*Problem to work on*. Exclude the pictures, then copy all remaining records exactly.

*Material for this task*.
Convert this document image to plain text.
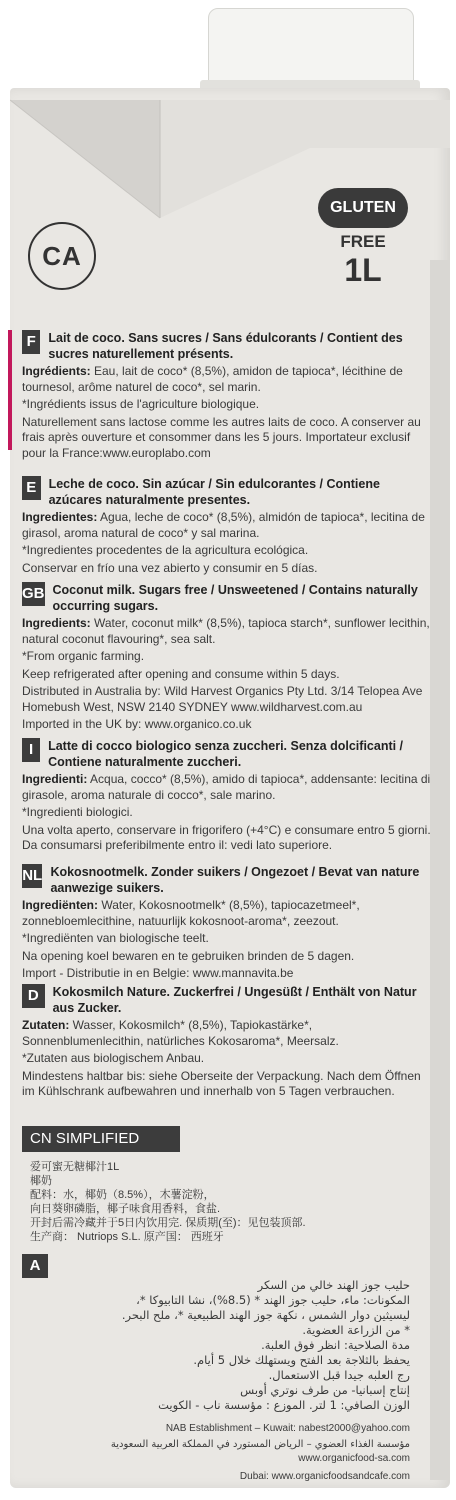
CA
GLUTEN
FREE
1L
F	Lait de coco. Sans sucres / Sans édulcorants / Contient des sucres naturellement présents.
Ingrédients: Eau, lait de coco* (8,5%), amidon de tapioca*, lécithine de tournesol, arôme naturel de coco*, sel marin.
*Ingrédients issus de l'agriculture biologique.
Naturellement sans lactose comme les autres laits de coco. A conserver au frais après ouverture et consommer dans les 5 jours. Importateur exclusif pour la France:www.europlabo.com
E Leche de coco. Sin azúcar / Sin edulcorantes / Contiene azúcares naturalmente presentes.
Ingredientes: Agua, leche de coco* (8,5%), almidón de tapioca*, lecitina de girasol, aroma natural de coco* y sal marina.
*Ingredientes procedentes de la agricultura ecológica.
Conservar en frío una vez abierto y consumir en 5 días.
GB Coconut milk. Sugars free / Unsweetened / Contains naturally occurring sugars.
Ingredients: Water, coconut milk* (8,5%), tapioca starch*, sunflower lecithin, natural coconut flavouring*, sea salt.
*From organic farming.
Keep refrigerated after opening and consume within 5 days.
Distributed in Australia by: Wild Harvest Organics Pty Ltd. 3/14 Telopea Ave Homebush West, NSW 2140 SYDNEY www.wildharvest.com.au
Imported in the UK by: www.organico.co.uk
I	Latte di cocco biologico senza zuccheri. Senza dolcificanti / Contiene naturalmente zuccheri.
Ingredienti: Acqua, cocco* (8,5%), amido di tapioca*, addensante: lecitina di girasole, aroma naturale di cocco*, sale marino.
*Ingredienti biologici.
Una volta aperto, conservare in frigorifero (+4°C) e consumare entro 5 giorni. Da consumarsi preferibilmente entro il: vedi lato superiore.
NL Kokosnootmelk. Zonder suikers / Ongezoet / Bevat van nature aanwezige suikers.
Ingrediënten: Water, Kokosnootmelk* (8,5%), tapiocazetmeel*, zonnebloemlecithine, natuurlijk kokosnoot-aroma*, zeezout.
*Ingrediënten van biologische teelt.
Na opening koel bewaren en te gebruiken brinden de 5 dagen.
Import - Distributie in en Belgie: www.mannavita.be
D	Kokosmilch Nature. Zuckerfrei / Ungesüßt / Enthält von Natur aus Zucker.
Zutaten: Wasser, Kokosmilch* (8,5%), Tapiokastärke*, Sonnenblumenlecithin, natürliches Kokosaroma*, Meersalz.
*Zutaten aus biologischem Anbau.
Mindestens haltbar bis: siehe Oberseite der Verpackung. Nach dem Öffnen im Kühlschrank aufbewahren und innerhalb von 5 Tagen verbrauchen.
CN SIMPLIFIED
爱可蜜无糖椰汁1L
椰奶
配料：水，椰奶（8.5%），木薯淀粉，
向日葵卵磷脂，椰子味食用香料，食盐.
开封后需冷藏并于5日内饮用完. 保质期(至)：见包装顶部.
生产商： Nutriops S.L. 原产国： 西班牙
A
حليب جوز الهند خالي من السكر
المكونات: ماء، حليب جوز الهند * (8.5%)، نشا التابيوكا *،
ليسيثين دوار الشمس ، نكهة جوز الهند الطبيعية *، ملح البحر.
* من الزراعة العضوية.
مدة الصلاحية: انظر فوق العلبة.
يحفظ بالثلاجة بعد الفتح ويستهلك خلال 5 أيام.
رج العلبه جيدا قبل الاستعمال.
إنتاج إسبانيا- من طرف نوتري أوبس
الوزن الصافي: 1 لتر. الموزع : مؤسسة ناب - الكويت
NAB Establishment – Kuwait: nabest2000@yahoo.com
مؤسسة الغذاء العضوي – الرياض المستورد في المملكة العربية السعودية
www.organicfood-sa.com
Dubai: www.organicfoodsandcafe.com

*Answer to this exercise*.
Convert this document image to plain text.
CA
GLUTEN
FREE
1L
F	Lait de coco. Sans sucres / Sans édulcorants / Contient des sucres naturellement présents.
Ingrédients: Eau, lait de coco* (8,5%), amidon de tapioca*, lécithine de tournesol, arôme naturel de coco*, sel marin.
*Ingrédients issus de l'agriculture biologique.
Naturellement sans lactose comme les autres laits de coco. A conserver au frais après ouverture et consommer dans les 5 jours. Importateur exclusif pour la France:www.europlabo.com
E Leche de coco. Sin azúcar / Sin edulcorantes / Contiene azúcares naturalmente presentes.
Ingredientes: Agua, leche de coco* (8,5%), almidón de tapioca*, lecitina de girasol, aroma natural de coco* y sal marina.
*Ingredientes procedentes de la agricultura ecológica.
Conservar en frío una vez abierto y consumir en 5 días.
GB Coconut milk. Sugars free / Unsweetened / Contains naturally occurring sugars.
Ingredients: Water, coconut milk* (8,5%), tapioca starch*, sunflower lecithin, natural coconut flavouring*, sea salt.
*From organic farming.
Keep refrigerated after opening and consume within 5 days.
Distributed in Australia by: Wild Harvest Organics Pty Ltd. 3/14 Telopea Ave Homebush West, NSW 2140 SYDNEY www.wildharvest.com.au
Imported in the UK by: www.organico.co.uk
I	Latte di cocco biologico senza zuccheri. Senza dolcificanti / Contiene naturalmente zuccheri.
Ingredienti: Acqua, cocco* (8,5%), amido di tapioca*, addensante: lecitina di girasole, aroma naturale di cocco*, sale marino.
*Ingredienti biologici.
Una volta aperto, conservare in frigorifero (+4°C) e consumare entro 5 giorni. Da consumarsi preferibilmente entro il: vedi lato superiore.
NL Kokosnootmelk. Zonder suikers / Ongezoet / Bevat van nature aanwezige suikers.
Ingrediënten: Water, Kokosnootmelk* (8,5%), tapiocazetmeel*, zonnebloemlecithine, natuurlijk kokosnoot-aroma*, zeezout.
*Ingrediënten van biologische teelt.
Na opening koel bewaren en te gebruiken brinden de 5 dagen.
Import - Distributie in en Belgie: www.mannavita.be
D	Kokosmilch Nature. Zuckerfrei / Ungesüßt / Enthält von Natur aus Zucker.
Zutaten: Wasser, Kokosmilch* (8,5%), Tapiokastärke*, Sonnenblumenlecithin, natürliches Kokosaroma*, Meersalz.
*Zutaten aus biologischem Anbau.
Mindestens haltbar bis: siehe Oberseite der Verpackung. Nach dem Öffnen im Kühlschrank aufbewahren und innerhalb von 5 Tagen verbrauchen.
CN SIMPLIFIED
爱可蜜无糖椰汁1L
椰奶
配料：水，椰奶（8.5%），木薯淀粉，
向日葵卵磷脂，椰子味食用香料，食盐.
开封后需冷藏并于5日内饮用完. 保质期(至)：见包装顶部.
生产商： Nutriops S.L. 原产国： 西班牙
A
حليب جوز الهند خالي من السكر
المكونات: ماء، حليب جوز الهند * (8.5%)، نشا التابيوكا *،
ليسيثين دوار الشمس ، نكهة جوز الهند الطبيعية *، ملح البحر.
* من الزراعة العضوية.
مدة الصلاحية: انظر فوق العلبة.
يحفظ بالثلاجة بعد الفتح ويستهلك خلال 5 أيام.
رج العلبه جيدا قبل الاستعمال.
إنتاج إسبانيا- من طرف نوتري أوبس
الوزن الصافي: 1 لتر. الموزع : مؤسسة ناب - الكويت
NAB Establishment – Kuwait: nabest2000@yahoo.com
مؤسسة الغذاء العضوي – الرياض المستورد في المملكة العربية السعودية
www.organicfood-sa.com
Dubai: www.organicfoodsandcafe.com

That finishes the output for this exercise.